(Rows from a dataset)
####
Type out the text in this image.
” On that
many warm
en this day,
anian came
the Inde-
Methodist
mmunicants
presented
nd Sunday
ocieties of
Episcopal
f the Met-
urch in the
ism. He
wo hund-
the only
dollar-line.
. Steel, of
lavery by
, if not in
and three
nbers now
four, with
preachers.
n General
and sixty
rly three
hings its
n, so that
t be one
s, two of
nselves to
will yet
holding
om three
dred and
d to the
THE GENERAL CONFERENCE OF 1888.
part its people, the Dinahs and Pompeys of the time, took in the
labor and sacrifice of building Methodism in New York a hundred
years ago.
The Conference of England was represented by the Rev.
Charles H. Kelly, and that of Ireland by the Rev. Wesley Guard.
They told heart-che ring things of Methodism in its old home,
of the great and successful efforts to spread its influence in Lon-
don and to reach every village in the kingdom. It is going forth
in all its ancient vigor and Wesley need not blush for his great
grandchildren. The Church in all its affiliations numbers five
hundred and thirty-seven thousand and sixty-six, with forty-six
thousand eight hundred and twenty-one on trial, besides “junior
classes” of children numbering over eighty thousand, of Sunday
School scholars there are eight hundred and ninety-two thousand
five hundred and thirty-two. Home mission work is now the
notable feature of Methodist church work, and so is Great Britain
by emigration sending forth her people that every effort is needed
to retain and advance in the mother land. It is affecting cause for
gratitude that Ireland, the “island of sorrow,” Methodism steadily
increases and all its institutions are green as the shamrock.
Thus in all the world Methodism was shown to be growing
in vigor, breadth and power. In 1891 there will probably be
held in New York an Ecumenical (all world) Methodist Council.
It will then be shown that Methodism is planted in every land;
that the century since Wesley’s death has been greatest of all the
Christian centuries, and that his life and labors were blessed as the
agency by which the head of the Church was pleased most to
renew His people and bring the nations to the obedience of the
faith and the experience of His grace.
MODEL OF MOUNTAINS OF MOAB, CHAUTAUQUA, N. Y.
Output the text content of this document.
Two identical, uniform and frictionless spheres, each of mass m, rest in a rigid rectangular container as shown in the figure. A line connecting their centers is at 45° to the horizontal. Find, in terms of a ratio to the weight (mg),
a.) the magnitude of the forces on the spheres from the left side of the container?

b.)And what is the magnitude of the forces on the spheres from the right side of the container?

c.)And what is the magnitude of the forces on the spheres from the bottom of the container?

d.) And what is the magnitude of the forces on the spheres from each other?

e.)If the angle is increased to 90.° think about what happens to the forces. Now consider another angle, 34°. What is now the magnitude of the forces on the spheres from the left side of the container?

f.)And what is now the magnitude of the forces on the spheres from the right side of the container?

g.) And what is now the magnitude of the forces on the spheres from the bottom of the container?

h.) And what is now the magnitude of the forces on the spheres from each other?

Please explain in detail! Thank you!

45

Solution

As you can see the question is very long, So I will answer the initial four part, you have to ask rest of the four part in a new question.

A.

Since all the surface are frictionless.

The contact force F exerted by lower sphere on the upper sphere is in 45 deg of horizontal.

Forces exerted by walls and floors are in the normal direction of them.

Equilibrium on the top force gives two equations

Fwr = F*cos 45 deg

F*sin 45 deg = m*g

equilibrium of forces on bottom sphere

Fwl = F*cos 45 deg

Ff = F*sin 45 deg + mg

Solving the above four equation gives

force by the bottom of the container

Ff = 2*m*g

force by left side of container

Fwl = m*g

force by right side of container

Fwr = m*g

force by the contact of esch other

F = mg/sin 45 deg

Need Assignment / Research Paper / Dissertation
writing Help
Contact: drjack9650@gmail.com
####
Repeat the material word for word, in full.

Type out the text in this image.
” On that
many warm
en this day,
anian came
the Inde-
Methodist
mmunicants
presented
nd Sunday
ocieties of
Episcopal
f the Met-
urch in the
ism. He
wo hund-
the only
dollar-line.
. Steel, of
lavery by
, if not in
and three
nbers now
four, with
preachers.
n General
and sixty
rly three
hings its
n, so that
t be one
s, two of
nselves to
will yet
holding
om three
dred and
d to the
THE GENERAL CONFERENCE OF 1888.
part its people, the Dinahs and Pompeys of the time, took in the
labor and sacrifice of building Methodism in New York a hundred
years ago.
The Conference of England was represented by the Rev.
Charles H. Kelly, and that of Ireland by the Rev. Wesley Guard.
They told heart-che ring things of Methodism in its old home,
of the great and successful efforts to spread its influence in Lon-
don and to reach every village in the kingdom. It is going forth
in all its ancient vigor and Wesley need not blush for his great
grandchildren. The Church in all its affiliations numbers five
hundred and thirty-seven thousand and sixty-six, with forty-six
thousand eight hundred and twenty-one on trial, besides “junior
classes” of children numbering over eighty thousand, of Sunday
School scholars there are eight hundred and ninety-two thousand
five hundred and thirty-two. Home mission work is now the
notable feature of Methodist church work, and so is Great Britain
by emigration sending forth her people that every effort is needed
to retain and advance in the mother land. It is affecting cause for
gratitude that Ireland, the “island of sorrow,” Methodism steadily
increases and all its institutions are green as the shamrock.
Thus in all the world Methodism was shown to be growing
in vigor, breadth and power. In 1891 there will probably be
held in New York an Ecumenical (all world) Methodist Council.
It will then be shown that Methodism is planted in every land;
that the century since Wesley’s death has been greatest of all the
Christian centuries, and that his life and labors were blessed as the
agency by which the head of the Church was pleased most to
renew His people and bring the nations to the obedience of the
faith and the experience of His grace.
MODEL OF MOUNTAINS OF MOAB, CHAUTAUQUA, N. Y.
Output the text content of this document.
Two identical, uniform and frictionless spheres, each of mass m, rest in a rigid rectangular container as shown in the figure. A line connecting their centers is at 45° to the horizontal. Find, in terms of a ratio to the weight (mg),
a.) the magnitude of the forces on the spheres from the left side of the container?

b.)And what is the magnitude of the forces on the spheres from the right side of the container?

c.)And what is the magnitude of the forces on the spheres from the bottom of the container?

d.) And what is the magnitude of the forces on the spheres from each other?

e.)If the angle is increased to 90.° think about what happens to the forces. Now consider another angle, 34°. What is now the magnitude of the forces on the spheres from the left side of the container?

f.)And what is now the magnitude of the forces on the spheres from the right side of the container?

g.) And what is now the magnitude of the forces on the spheres from the bottom of the container?

h.) And what is now the magnitude of the forces on the spheres from each other?

Please explain in detail! Thank you!

45

Solution

As you can see the question is very long, So I will answer the initial four part, you have to ask rest of the four part in a new question.

A.

Since all the surface are frictionless.

The contact force F exerted by lower sphere on the upper sphere is in 45 deg of horizontal.

Forces exerted by walls and floors are in the normal direction of them.

Equilibrium on the top force gives two equations

Fwr = F*cos 45 deg

F*sin 45 deg = m*g

equilibrium of forces on bottom sphere

Fwl = F*cos 45 deg

Ff = F*sin 45 deg + mg

Solving the above four equation gives

force by the bottom of the container

Ff = 2*m*g

force by left side of container

Fwl = m*g

force by right side of container

Fwr = m*g

force by the contact of esch other

F = mg/sin 45 deg

Need Assignment / Research Paper / Dissertation
writing Help
Contact: drjack9650@gmail.com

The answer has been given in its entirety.